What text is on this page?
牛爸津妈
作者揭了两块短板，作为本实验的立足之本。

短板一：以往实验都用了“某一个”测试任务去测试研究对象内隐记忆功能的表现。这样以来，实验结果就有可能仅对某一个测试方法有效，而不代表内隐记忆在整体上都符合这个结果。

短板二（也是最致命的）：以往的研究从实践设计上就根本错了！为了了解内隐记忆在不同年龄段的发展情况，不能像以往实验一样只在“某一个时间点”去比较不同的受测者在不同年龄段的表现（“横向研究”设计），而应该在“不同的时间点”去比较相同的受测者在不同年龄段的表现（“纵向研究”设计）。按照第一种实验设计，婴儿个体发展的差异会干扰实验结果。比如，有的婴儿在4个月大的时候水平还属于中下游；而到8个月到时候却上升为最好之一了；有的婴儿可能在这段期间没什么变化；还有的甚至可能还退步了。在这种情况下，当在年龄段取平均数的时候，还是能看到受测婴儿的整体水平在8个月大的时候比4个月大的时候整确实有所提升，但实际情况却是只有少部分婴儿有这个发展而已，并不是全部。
====
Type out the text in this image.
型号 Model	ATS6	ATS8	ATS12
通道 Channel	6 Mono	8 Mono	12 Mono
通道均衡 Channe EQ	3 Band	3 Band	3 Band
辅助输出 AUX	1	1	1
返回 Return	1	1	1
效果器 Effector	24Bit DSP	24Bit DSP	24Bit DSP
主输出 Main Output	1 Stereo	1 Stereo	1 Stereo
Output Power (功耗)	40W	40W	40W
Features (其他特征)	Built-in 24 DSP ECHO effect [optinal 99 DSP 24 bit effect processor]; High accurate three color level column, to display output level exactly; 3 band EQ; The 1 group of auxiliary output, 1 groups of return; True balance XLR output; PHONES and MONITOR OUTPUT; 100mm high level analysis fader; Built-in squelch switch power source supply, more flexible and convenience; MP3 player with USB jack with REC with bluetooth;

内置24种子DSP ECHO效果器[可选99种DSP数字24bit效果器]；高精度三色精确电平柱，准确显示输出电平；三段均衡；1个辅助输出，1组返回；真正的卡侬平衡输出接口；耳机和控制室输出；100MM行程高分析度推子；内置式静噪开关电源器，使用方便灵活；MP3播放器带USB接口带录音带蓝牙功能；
====
WHAT YOU SHOULD DO ▸
Pick out every line of the listing containing the word "this", and show those lines.

EXERCISE SOLUTION ▸
What text is on this page?
Type out the text in this image.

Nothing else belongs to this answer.